→ SHORT EXERCISE
Reproduce the listing below without changes, except that pictures are left out.

→ RECORDED INFORMATION
┏━━

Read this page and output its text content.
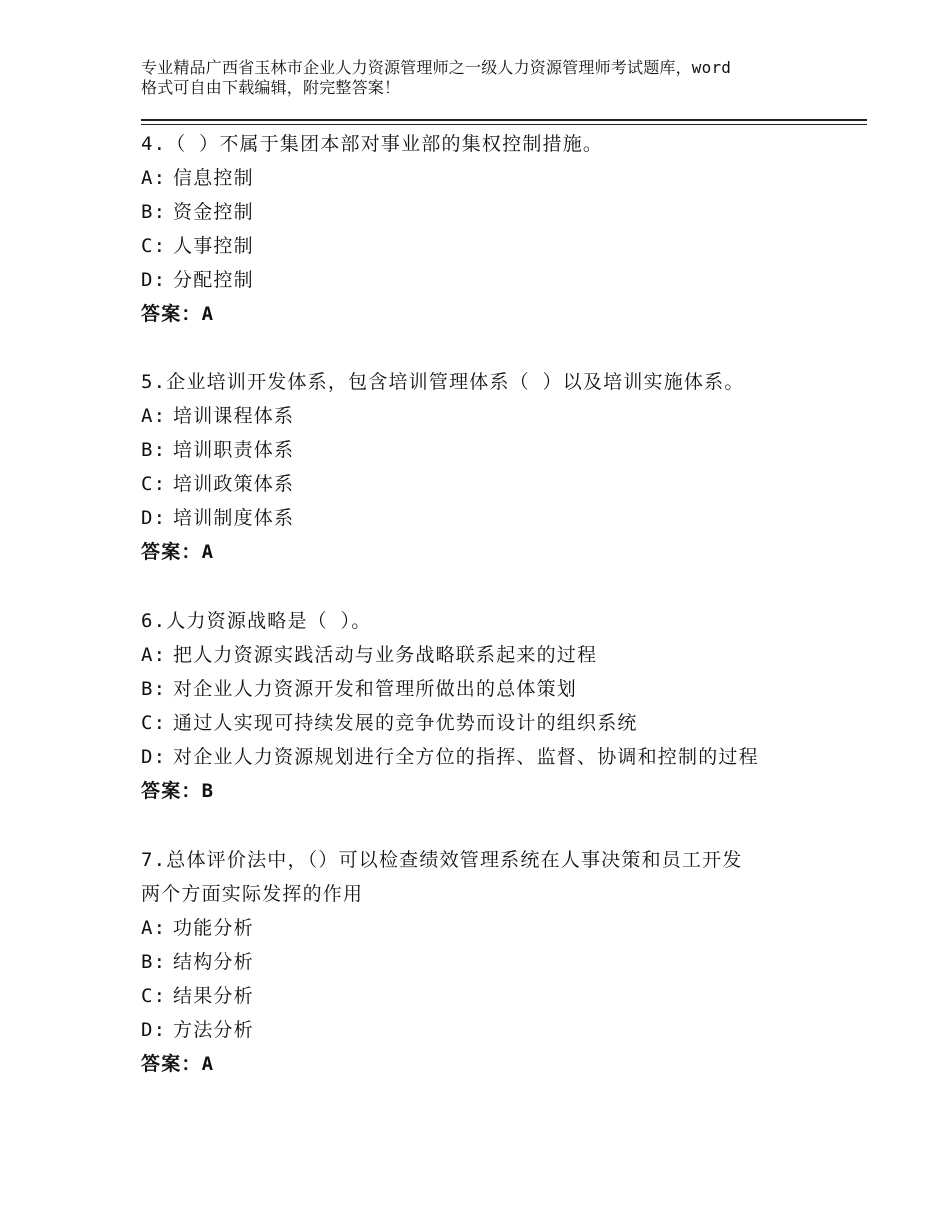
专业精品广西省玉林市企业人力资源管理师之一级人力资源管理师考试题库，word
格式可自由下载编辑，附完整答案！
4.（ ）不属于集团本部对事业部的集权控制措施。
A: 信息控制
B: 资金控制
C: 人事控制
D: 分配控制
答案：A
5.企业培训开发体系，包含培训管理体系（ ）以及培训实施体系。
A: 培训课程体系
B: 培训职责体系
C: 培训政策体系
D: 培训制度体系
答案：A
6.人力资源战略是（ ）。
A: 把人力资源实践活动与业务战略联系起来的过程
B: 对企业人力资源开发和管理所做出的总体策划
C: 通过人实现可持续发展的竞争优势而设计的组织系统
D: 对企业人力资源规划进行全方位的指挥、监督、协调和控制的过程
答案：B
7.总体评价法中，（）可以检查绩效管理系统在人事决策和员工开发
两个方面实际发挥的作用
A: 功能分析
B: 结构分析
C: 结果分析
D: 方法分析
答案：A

┗━━

→ SOLUTION BELOW
Read this page and output its text content.
专业精品广西省玉林市企业人力资源管理师之一级人力资源管理师考试题库，word
格式可自由下载编辑，附完整答案！
4.（ ）不属于集团本部对事业部的集权控制措施。
A: 信息控制
B: 资金控制
C: 人事控制
D: 分配控制
答案：A
5.企业培训开发体系，包含培训管理体系（ ）以及培训实施体系。
A: 培训课程体系
B: 培训职责体系
C: 培训政策体系
D: 培训制度体系
答案：A
6.人力资源战略是（ ）。
A: 把人力资源实践活动与业务战略联系起来的过程
B: 对企业人力资源开发和管理所做出的总体策划
C: 通过人实现可持续发展的竞争优势而设计的组织系统
D: 对企业人力资源规划进行全方位的指挥、监督、协调和控制的过程
答案：B
7.总体评价法中，（）可以检查绩效管理系统在人事决策和员工开发
两个方面实际发挥的作用
A: 功能分析
B: 结构分析
C: 结果分析
D: 方法分析
答案：A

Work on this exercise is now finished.